§ **TASK TO CARRY OUT**: Each record below is to be reproduced without any change.

§ **EXTRACTED INFORMATION**:
══════════

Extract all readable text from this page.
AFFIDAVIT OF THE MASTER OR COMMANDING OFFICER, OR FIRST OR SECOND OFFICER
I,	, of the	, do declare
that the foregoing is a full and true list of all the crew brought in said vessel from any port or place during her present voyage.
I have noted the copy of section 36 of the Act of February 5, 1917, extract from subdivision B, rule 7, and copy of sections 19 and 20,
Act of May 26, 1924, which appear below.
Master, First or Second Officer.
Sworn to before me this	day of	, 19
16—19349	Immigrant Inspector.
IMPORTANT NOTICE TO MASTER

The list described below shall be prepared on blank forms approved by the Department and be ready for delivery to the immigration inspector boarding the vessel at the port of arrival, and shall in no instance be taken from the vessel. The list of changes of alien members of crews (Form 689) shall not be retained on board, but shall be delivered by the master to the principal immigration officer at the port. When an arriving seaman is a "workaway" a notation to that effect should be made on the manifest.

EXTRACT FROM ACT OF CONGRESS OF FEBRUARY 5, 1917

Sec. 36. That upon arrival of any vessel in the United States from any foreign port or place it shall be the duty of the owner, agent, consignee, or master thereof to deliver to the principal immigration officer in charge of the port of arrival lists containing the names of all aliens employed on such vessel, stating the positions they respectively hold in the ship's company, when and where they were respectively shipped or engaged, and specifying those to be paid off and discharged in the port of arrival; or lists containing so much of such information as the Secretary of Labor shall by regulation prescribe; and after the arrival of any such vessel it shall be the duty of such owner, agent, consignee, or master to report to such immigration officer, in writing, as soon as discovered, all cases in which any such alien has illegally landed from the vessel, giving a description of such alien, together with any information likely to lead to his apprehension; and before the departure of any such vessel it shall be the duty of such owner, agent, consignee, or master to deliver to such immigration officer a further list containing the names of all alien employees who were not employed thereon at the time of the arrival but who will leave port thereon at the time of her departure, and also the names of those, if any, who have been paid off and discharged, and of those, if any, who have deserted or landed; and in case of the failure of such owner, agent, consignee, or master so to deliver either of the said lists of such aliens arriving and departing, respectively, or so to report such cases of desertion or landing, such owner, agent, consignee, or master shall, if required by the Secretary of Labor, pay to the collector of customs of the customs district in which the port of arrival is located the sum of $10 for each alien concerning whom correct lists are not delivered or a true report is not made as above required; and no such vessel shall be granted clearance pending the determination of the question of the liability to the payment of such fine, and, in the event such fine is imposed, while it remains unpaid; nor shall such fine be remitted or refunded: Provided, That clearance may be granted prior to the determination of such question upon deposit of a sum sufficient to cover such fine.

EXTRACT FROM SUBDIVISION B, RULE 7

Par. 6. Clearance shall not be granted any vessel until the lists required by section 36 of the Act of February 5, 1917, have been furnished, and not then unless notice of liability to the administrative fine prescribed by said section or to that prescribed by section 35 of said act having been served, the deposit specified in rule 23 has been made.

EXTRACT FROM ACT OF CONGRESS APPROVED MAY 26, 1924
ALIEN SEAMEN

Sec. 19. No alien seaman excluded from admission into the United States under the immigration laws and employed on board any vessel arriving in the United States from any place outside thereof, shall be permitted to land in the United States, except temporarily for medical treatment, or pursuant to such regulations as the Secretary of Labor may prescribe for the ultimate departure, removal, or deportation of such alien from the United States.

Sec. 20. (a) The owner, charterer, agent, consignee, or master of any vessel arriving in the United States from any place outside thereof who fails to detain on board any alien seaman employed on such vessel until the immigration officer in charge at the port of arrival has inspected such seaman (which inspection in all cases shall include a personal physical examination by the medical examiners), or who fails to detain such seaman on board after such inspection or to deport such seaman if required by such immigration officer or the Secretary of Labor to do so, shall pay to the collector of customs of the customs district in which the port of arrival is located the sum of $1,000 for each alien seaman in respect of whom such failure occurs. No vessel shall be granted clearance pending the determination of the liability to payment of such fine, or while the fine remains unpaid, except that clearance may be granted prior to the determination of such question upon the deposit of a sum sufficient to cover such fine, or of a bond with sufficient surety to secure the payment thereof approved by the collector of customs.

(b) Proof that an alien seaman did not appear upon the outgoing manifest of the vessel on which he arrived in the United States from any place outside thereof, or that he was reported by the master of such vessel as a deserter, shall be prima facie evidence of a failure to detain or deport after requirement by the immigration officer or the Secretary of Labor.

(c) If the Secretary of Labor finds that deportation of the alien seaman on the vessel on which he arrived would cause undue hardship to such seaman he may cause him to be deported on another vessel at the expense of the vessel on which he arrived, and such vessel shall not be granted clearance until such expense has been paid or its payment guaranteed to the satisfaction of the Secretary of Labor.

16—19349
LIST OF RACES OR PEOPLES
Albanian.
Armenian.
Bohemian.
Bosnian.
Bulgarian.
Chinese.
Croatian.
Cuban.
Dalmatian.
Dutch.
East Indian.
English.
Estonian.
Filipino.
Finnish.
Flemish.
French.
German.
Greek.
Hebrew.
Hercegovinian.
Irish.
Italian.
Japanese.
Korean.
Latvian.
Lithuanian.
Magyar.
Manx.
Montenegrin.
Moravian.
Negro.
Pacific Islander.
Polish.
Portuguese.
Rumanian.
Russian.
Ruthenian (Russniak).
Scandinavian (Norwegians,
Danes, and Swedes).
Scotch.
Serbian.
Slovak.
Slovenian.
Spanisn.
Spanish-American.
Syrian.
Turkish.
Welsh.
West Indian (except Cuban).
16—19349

══════════

§ **THE ANSWER**:
Extract all readable text from this page.
AFFIDAVIT OF THE MASTER OR COMMANDING OFFICER, OR FIRST OR SECOND OFFICER
I,	, of the	, do declare
that the foregoing is a full and true list of all the crew brought in said vessel from any port or place during her present voyage.
I have noted the copy of section 36 of the Act of February 5, 1917, extract from subdivision B, rule 7, and copy of sections 19 and 20,
Act of May 26, 1924, which appear below.
Master, First or Second Officer.
Sworn to before me this	day of	, 19
16—19349	Immigrant Inspector.
IMPORTANT NOTICE TO MASTER

The list described below shall be prepared on blank forms approved by the Department and be ready for delivery to the immigration inspector boarding the vessel at the port of arrival, and shall in no instance be taken from the vessel. The list of changes of alien members of crews (Form 689) shall not be retained on board, but shall be delivered by the master to the principal immigration officer at the port. When an arriving seaman is a "workaway" a notation to that effect should be made on the manifest.

EXTRACT FROM ACT OF CONGRESS OF FEBRUARY 5, 1917

Sec. 36. That upon arrival of any vessel in the United States from any foreign port or place it shall be the duty of the owner, agent, consignee, or master thereof to deliver to the principal immigration officer in charge of the port of arrival lists containing the names of all aliens employed on such vessel, stating the positions they respectively hold in the ship's company, when and where they were respectively shipped or engaged, and specifying those to be paid off and discharged in the port of arrival; or lists containing so much of such information as the Secretary of Labor shall by regulation prescribe; and after the arrival of any such vessel it shall be the duty of such owner, agent, consignee, or master to report to such immigration officer, in writing, as soon as discovered, all cases in which any such alien has illegally landed from the vessel, giving a description of such alien, together with any information likely to lead to his apprehension; and before the departure of any such vessel it shall be the duty of such owner, agent, consignee, or master to deliver to such immigration officer a further list containing the names of all alien employees who were not employed thereon at the time of the arrival but who will leave port thereon at the time of her departure, and also the names of those, if any, who have been paid off and discharged, and of those, if any, who have deserted or landed; and in case of the failure of such owner, agent, consignee, or master so to deliver either of the said lists of such aliens arriving and departing, respectively, or so to report such cases of desertion or landing, such owner, agent, consignee, or master shall, if required by the Secretary of Labor, pay to the collector of customs of the customs district in which the port of arrival is located the sum of $10 for each alien concerning whom correct lists are not delivered or a true report is not made as above required; and no such vessel shall be granted clearance pending the determination of the question of the liability to the payment of such fine, and, in the event such fine is imposed, while it remains unpaid; nor shall such fine be remitted or refunded: Provided, That clearance may be granted prior to the determination of such question upon deposit of a sum sufficient to cover such fine.

EXTRACT FROM SUBDIVISION B, RULE 7

Par. 6. Clearance shall not be granted any vessel until the lists required by section 36 of the Act of February 5, 1917, have been furnished, and not then unless notice of liability to the administrative fine prescribed by said section or to that prescribed by section 35 of said act having been served, the deposit specified in rule 23 has been made.

EXTRACT FROM ACT OF CONGRESS APPROVED MAY 26, 1924
ALIEN SEAMEN

Sec. 19. No alien seaman excluded from admission into the United States under the immigration laws and employed on board any vessel arriving in the United States from any place outside thereof, shall be permitted to land in the United States, except temporarily for medical treatment, or pursuant to such regulations as the Secretary of Labor may prescribe for the ultimate departure, removal, or deportation of such alien from the United States.

Sec. 20. (a) The owner, charterer, agent, consignee, or master of any vessel arriving in the United States from any place outside thereof who fails to detain on board any alien seaman employed on such vessel until the immigration officer in charge at the port of arrival has inspected such seaman (which inspection in all cases shall include a personal physical examination by the medical examiners), or who fails to detain such seaman on board after such inspection or to deport such seaman if required by such immigration officer or the Secretary of Labor to do so, shall pay to the collector of customs of the customs district in which the port of arrival is located the sum of $1,000 for each alien seaman in respect of whom such failure occurs. No vessel shall be granted clearance pending the determination of the liability to payment of such fine, or while the fine remains unpaid, except that clearance may be granted prior to the determination of such question upon the deposit of a sum sufficient to cover such fine, or of a bond with sufficient surety to secure the payment thereof approved by the collector of customs.

(b) Proof that an alien seaman did not appear upon the outgoing manifest of the vessel on which he arrived in the United States from any place outside thereof, or that he was reported by the master of such vessel as a deserter, shall be prima facie evidence of a failure to detain or deport after requirement by the immigration officer or the Secretary of Labor.

(c) If the Secretary of Labor finds that deportation of the alien seaman on the vessel on which he arrived would cause undue hardship to such seaman he may cause him to be deported on another vessel at the expense of the vessel on which he arrived, and such vessel shall not be granted clearance until such expense has been paid or its payment guaranteed to the satisfaction of the Secretary of Labor.

16—19349
LIST OF RACES OR PEOPLES
Albanian.
Armenian.
Bohemian.
Bosnian.
Bulgarian.
Chinese.
Croatian.
Cuban.
Dalmatian.
Dutch.
East Indian.
English.
Estonian.
Filipino.
Finnish.
Flemish.
French.
German.
Greek.
Hebrew.
Hercegovinian.
Irish.
Italian.
Japanese.
Korean.
Latvian.
Lithuanian.
Magyar.
Manx.
Montenegrin.
Moravian.
Negro.
Pacific Islander.
Polish.
Portuguese.
Rumanian.
Russian.
Ruthenian (Russniak).
Scandinavian (Norwegians,
Danes, and Swedes).
Scotch.
Serbian.
Slovak.
Slovenian.
Spanisn.
Spanish-American.
Syrian.
Turkish.
Welsh.
West Indian (except Cuban).
16—19349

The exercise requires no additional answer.